What the exercise asks:
Gather all lines from the material that contain the word "milk".

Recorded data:
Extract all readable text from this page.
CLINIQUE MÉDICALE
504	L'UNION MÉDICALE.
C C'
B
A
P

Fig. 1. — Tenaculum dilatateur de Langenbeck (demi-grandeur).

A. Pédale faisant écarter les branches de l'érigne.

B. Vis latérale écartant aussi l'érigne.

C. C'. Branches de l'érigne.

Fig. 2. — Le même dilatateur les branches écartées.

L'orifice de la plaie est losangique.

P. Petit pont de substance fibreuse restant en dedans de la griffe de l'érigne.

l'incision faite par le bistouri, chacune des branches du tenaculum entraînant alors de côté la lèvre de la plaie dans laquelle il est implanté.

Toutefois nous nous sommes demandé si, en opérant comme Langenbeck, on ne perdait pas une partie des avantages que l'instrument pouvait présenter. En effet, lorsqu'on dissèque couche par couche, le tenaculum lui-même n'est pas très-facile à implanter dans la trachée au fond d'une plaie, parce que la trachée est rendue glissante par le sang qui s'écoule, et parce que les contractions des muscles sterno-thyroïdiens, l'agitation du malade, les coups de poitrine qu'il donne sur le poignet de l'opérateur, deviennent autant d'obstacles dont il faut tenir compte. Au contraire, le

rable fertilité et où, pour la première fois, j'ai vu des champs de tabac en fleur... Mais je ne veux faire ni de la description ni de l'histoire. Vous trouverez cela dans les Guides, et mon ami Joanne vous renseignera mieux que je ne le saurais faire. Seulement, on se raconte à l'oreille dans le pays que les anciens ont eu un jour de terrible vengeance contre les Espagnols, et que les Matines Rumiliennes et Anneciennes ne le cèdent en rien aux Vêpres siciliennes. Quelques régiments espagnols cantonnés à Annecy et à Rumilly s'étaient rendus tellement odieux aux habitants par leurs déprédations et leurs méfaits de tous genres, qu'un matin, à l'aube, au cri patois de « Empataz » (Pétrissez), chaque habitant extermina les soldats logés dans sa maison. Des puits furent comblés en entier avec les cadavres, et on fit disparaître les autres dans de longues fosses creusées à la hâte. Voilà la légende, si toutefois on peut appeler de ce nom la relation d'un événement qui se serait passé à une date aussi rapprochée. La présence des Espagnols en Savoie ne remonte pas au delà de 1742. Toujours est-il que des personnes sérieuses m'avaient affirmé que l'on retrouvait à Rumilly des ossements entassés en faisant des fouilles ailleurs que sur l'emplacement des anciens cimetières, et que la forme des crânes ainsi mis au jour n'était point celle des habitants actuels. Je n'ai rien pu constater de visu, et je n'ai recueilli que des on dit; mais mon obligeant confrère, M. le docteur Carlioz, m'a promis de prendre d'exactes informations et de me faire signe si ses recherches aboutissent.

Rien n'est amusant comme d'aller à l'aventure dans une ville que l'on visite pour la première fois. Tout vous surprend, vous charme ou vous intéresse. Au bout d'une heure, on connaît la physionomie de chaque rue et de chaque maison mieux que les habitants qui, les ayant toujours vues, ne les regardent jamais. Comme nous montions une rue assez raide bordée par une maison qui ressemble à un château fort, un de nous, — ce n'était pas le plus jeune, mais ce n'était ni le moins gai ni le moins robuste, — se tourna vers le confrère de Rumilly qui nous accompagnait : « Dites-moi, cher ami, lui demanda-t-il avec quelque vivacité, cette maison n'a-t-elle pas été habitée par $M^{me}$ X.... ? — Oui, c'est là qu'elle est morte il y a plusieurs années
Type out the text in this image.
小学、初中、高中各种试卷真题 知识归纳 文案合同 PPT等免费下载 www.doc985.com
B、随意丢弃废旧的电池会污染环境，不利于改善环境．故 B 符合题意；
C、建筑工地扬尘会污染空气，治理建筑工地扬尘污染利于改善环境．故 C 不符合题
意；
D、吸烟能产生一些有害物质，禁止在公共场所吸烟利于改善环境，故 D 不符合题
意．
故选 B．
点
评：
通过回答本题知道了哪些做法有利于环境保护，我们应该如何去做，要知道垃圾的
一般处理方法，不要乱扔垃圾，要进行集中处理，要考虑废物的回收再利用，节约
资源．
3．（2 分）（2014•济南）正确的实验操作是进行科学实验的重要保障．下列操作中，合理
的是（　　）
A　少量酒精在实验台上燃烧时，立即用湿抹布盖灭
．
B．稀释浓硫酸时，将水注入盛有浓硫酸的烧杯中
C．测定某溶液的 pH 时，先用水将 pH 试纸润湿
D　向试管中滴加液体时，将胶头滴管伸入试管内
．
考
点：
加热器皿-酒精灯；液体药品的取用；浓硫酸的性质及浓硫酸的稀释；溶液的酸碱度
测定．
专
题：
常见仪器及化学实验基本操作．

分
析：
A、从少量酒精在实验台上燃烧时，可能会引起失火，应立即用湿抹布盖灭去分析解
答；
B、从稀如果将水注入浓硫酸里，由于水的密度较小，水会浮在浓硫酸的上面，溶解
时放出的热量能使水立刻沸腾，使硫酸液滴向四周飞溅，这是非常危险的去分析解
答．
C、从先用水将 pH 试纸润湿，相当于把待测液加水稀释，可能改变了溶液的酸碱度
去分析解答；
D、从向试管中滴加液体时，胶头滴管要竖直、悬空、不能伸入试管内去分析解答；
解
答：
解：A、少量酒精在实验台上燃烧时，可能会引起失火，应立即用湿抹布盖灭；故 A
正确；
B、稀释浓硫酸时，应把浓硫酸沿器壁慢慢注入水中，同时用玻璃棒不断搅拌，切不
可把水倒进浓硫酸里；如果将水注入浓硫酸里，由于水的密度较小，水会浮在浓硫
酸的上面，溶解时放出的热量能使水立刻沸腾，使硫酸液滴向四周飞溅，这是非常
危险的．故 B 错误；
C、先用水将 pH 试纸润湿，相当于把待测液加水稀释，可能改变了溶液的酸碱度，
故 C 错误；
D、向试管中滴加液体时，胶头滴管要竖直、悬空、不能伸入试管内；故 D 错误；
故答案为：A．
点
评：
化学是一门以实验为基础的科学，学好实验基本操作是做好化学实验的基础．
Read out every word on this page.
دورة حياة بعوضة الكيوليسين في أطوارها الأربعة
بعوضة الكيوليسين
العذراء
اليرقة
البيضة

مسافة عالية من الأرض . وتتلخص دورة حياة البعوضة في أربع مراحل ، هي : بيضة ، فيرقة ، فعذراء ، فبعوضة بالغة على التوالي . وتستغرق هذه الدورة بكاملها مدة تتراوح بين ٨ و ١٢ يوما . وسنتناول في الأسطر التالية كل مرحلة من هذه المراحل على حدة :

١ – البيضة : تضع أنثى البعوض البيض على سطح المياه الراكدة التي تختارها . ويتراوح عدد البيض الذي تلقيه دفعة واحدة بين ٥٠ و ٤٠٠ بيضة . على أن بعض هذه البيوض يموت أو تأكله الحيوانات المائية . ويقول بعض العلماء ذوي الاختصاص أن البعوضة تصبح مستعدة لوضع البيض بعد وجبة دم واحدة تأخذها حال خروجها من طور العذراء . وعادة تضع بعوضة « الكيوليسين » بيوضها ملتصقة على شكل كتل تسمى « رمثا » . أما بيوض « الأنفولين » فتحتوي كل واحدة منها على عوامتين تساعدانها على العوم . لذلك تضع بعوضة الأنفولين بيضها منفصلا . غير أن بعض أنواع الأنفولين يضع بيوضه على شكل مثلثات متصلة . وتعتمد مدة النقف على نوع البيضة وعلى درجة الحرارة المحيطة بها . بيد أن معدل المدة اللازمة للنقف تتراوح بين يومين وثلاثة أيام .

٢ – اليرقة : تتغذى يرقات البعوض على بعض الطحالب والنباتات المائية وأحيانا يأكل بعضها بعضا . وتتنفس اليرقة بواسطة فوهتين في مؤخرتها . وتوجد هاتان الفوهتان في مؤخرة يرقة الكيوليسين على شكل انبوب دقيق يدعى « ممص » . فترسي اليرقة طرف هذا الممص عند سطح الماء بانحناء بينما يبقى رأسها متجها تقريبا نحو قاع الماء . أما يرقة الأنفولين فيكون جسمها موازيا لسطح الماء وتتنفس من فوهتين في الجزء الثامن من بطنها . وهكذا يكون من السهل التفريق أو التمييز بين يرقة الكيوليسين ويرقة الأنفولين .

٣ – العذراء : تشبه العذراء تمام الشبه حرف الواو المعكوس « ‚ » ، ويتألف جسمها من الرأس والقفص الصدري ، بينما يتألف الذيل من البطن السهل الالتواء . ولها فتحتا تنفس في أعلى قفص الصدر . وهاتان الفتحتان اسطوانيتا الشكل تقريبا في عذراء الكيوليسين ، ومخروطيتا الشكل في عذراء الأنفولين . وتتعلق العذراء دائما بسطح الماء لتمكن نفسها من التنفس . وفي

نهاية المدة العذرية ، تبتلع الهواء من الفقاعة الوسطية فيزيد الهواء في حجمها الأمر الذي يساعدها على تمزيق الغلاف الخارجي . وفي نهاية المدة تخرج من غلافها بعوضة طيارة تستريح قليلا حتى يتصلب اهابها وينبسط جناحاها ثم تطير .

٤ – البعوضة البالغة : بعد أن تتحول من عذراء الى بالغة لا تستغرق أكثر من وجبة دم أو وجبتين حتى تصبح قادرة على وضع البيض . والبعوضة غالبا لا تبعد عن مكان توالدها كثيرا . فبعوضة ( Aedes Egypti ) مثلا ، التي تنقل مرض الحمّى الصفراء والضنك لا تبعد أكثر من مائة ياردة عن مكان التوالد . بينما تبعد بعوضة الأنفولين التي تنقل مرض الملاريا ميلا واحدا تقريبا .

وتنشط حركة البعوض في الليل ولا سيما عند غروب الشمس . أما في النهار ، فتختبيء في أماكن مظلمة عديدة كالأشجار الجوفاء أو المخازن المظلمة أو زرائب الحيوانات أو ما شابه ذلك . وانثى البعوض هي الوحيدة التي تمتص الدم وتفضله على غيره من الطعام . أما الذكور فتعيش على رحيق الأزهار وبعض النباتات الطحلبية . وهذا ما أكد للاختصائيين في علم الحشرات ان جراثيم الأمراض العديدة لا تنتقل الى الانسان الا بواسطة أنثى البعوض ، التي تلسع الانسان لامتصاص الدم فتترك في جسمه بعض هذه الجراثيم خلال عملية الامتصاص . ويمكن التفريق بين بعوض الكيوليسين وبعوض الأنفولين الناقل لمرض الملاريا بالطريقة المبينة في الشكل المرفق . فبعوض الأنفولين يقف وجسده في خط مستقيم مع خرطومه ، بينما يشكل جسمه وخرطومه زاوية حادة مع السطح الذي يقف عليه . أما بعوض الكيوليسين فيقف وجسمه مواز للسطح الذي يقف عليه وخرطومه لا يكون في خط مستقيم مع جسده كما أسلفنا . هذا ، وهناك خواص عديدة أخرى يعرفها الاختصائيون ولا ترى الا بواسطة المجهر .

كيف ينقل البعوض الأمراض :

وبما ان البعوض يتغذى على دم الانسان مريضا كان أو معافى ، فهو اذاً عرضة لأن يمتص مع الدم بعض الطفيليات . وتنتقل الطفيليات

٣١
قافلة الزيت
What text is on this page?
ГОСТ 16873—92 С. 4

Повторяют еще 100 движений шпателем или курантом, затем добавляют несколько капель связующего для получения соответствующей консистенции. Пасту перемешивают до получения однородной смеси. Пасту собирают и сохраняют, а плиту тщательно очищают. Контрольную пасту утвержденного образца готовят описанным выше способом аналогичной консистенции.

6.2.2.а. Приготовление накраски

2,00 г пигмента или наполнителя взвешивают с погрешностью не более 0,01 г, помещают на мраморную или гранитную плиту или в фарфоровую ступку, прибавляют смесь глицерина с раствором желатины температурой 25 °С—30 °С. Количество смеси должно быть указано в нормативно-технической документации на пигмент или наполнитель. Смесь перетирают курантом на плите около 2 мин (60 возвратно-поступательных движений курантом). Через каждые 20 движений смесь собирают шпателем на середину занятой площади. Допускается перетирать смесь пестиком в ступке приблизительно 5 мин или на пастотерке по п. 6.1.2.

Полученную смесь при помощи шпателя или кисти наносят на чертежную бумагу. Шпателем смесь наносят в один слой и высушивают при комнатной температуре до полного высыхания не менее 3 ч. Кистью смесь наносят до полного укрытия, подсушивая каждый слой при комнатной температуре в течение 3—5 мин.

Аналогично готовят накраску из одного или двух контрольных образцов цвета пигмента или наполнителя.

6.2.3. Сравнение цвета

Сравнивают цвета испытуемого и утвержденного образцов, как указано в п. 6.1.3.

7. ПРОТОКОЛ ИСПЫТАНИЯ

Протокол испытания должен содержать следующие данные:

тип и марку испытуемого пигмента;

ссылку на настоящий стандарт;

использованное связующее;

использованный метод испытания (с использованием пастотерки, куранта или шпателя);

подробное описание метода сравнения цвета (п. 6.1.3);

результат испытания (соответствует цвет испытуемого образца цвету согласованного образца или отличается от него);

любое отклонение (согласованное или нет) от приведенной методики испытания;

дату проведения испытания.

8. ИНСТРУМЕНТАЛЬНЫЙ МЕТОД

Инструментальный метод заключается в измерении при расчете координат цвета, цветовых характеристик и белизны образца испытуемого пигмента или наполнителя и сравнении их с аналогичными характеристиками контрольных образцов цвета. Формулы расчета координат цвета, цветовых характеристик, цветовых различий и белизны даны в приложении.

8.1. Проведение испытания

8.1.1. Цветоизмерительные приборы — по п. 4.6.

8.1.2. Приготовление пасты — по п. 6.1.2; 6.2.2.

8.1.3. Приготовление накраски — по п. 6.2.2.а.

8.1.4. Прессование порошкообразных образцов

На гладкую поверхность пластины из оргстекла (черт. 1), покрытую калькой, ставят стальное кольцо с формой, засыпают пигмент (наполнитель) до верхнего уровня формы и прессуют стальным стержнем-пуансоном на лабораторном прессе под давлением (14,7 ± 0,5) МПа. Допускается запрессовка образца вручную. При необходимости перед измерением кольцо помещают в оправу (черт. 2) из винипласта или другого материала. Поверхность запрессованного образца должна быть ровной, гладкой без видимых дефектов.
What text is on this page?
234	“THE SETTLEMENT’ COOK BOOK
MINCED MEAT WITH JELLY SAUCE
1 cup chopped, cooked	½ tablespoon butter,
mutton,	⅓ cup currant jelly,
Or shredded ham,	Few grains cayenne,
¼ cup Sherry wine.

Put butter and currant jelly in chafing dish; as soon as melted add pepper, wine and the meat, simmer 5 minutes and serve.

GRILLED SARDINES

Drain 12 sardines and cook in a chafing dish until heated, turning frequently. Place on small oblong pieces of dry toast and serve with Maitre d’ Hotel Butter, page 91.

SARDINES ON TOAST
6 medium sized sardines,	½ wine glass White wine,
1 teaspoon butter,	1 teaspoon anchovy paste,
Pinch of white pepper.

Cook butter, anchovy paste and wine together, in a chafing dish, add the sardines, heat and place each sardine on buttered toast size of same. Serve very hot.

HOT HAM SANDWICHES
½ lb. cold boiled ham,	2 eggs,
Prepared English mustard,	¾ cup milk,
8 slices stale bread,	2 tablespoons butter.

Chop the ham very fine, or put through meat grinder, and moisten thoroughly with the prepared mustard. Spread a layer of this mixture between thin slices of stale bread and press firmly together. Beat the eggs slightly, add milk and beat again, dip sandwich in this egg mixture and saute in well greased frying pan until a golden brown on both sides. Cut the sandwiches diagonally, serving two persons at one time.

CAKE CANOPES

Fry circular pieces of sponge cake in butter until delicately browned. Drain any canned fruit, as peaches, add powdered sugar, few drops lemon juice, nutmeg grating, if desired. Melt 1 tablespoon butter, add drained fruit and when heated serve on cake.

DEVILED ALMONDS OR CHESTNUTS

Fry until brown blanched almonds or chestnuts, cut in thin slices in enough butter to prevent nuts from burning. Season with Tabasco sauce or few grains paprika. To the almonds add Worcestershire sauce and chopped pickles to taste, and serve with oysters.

Solution below:
Prepared English mustard,	¾ cup milk,
Chop the ham very fine, or put through meat grinder, and moisten thoroughly with the prepared mustard. Spread a layer of this mixture between thin slices of stale bread and press firmly together. Beat the eggs slightly, add milk and beat again, dip sandwich in this egg mixture and saute in well greased frying pan until a golden brown on both sides. Cut the sandwiches diagonally, serving two persons at one time.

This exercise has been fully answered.